Problem details: Lines containing the word "this" are the ones to copy from the records below.

Data for processing:
==========

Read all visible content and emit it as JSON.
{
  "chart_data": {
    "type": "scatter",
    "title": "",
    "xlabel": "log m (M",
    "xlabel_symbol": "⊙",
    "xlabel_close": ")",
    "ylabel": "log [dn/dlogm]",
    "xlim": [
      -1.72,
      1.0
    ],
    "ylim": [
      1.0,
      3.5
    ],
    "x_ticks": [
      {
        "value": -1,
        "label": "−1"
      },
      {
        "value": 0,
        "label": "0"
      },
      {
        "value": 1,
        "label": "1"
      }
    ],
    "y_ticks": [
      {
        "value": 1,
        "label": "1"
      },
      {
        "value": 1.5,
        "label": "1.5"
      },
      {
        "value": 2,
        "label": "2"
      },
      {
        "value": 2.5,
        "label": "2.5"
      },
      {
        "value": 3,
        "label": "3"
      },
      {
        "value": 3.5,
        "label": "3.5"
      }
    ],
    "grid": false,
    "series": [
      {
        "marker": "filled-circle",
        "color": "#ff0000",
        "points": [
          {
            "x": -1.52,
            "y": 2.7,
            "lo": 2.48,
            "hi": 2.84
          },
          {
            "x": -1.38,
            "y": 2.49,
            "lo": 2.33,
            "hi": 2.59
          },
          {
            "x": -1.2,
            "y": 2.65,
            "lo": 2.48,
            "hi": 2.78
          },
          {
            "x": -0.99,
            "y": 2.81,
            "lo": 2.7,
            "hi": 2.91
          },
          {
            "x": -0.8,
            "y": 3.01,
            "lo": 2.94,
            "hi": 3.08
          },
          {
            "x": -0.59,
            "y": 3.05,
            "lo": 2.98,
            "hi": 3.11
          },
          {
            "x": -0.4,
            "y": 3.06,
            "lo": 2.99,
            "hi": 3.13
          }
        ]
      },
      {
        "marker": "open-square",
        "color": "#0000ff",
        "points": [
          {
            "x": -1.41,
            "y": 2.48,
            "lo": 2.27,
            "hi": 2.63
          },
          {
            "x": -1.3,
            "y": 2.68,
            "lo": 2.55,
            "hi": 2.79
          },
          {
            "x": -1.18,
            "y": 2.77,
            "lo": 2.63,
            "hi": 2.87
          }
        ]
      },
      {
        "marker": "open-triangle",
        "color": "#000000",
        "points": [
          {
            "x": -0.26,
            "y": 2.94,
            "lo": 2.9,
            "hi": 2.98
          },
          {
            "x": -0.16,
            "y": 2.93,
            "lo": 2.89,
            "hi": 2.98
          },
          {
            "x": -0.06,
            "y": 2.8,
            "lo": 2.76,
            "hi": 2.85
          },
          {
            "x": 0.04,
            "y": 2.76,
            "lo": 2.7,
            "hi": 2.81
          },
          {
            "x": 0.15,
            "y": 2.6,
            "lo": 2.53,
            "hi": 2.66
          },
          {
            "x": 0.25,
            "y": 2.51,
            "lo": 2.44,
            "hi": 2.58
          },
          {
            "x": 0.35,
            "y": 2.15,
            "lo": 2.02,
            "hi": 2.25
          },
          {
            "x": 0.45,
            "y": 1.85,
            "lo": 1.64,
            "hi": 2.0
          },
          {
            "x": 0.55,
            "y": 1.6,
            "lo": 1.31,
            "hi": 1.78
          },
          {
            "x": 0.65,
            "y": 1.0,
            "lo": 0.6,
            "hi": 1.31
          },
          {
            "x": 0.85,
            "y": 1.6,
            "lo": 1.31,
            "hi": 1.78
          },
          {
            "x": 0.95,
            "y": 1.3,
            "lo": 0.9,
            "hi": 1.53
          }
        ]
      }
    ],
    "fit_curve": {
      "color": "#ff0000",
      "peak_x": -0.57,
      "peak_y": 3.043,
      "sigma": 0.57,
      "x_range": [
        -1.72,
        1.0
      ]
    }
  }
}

==========

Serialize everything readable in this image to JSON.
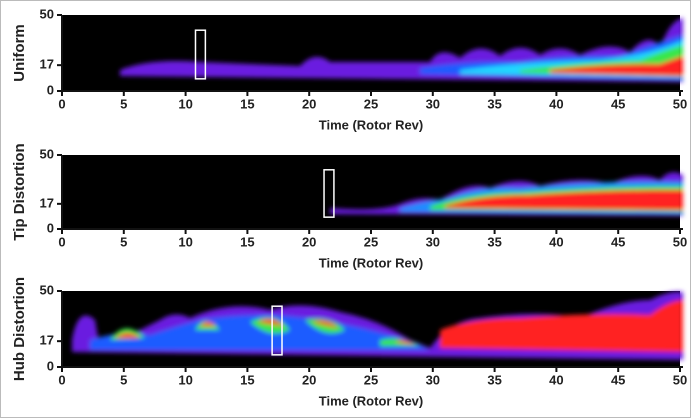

==========

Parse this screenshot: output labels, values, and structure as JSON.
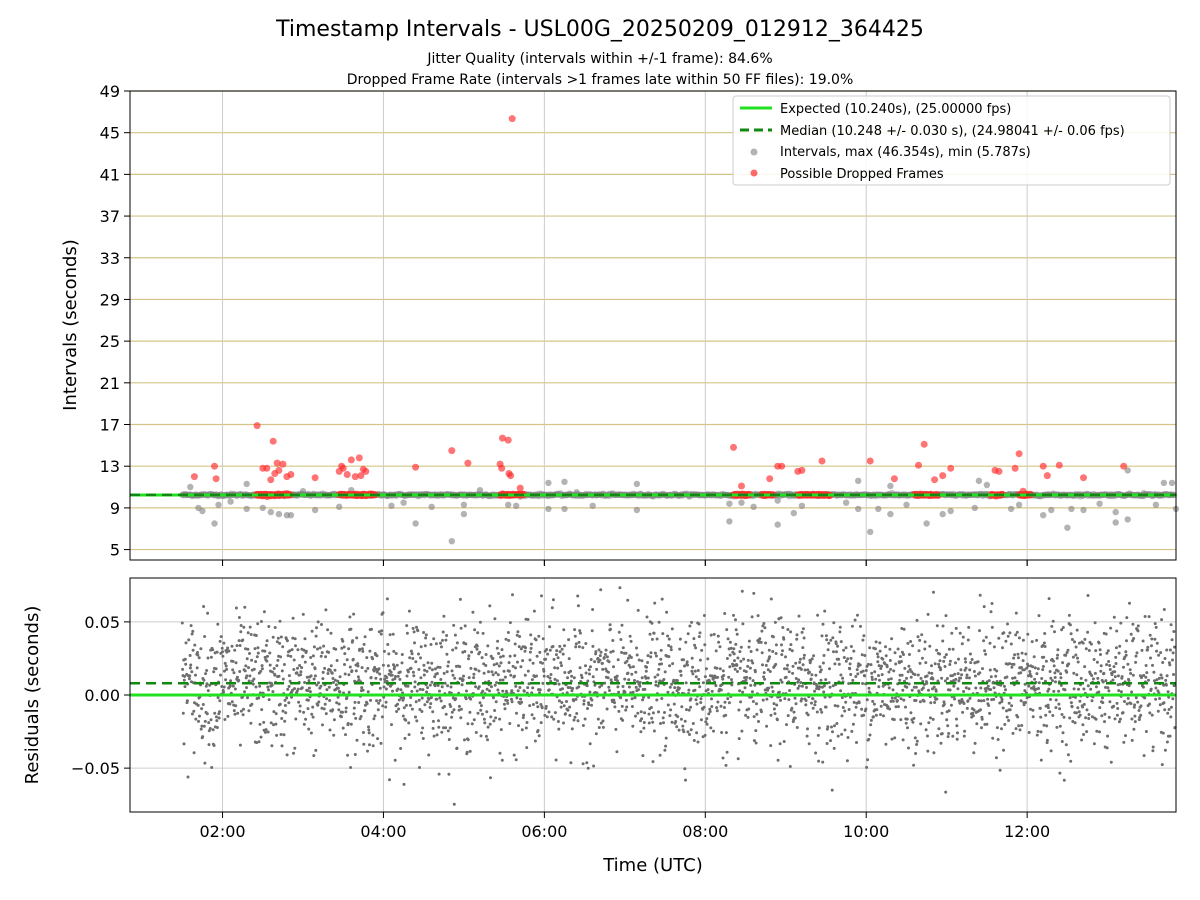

==========

Complete answer:
Serialize everything readable in this image to JSON.
Parse this screenshot: output labels, values, and structure as JSON.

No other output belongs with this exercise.